- Problem statement -
Scan the lines below for the string "frac" and copy every one that has it.

___

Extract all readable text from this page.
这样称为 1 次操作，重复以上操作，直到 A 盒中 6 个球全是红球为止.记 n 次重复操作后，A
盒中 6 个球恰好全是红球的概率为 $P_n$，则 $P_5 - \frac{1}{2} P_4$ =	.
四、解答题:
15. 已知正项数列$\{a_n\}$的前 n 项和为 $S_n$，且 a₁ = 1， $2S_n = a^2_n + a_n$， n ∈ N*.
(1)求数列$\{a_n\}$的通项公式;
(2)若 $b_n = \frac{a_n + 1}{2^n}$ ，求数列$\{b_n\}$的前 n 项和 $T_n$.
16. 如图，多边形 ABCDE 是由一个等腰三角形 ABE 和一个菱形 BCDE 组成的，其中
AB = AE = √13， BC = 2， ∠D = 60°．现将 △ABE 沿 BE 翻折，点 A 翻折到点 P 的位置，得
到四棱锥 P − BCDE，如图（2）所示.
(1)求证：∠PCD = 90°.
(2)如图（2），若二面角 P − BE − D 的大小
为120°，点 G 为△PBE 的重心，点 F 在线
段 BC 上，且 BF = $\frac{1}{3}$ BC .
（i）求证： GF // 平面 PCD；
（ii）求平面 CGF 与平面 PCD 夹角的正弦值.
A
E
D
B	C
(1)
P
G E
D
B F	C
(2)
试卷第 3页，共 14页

___

- The completed task -
盒中 6 个球恰好全是红球的概率为 $P_n$，则 $P_5 - \frac{1}{2} P_4$ =	.
(2)若 $b_n = \frac{a_n + 1}{2^n}$ ，求数列$\{b_n\}$的前 n 项和 $T_n$.
段 BC 上，且 BF = $\frac{1}{3}$ BC .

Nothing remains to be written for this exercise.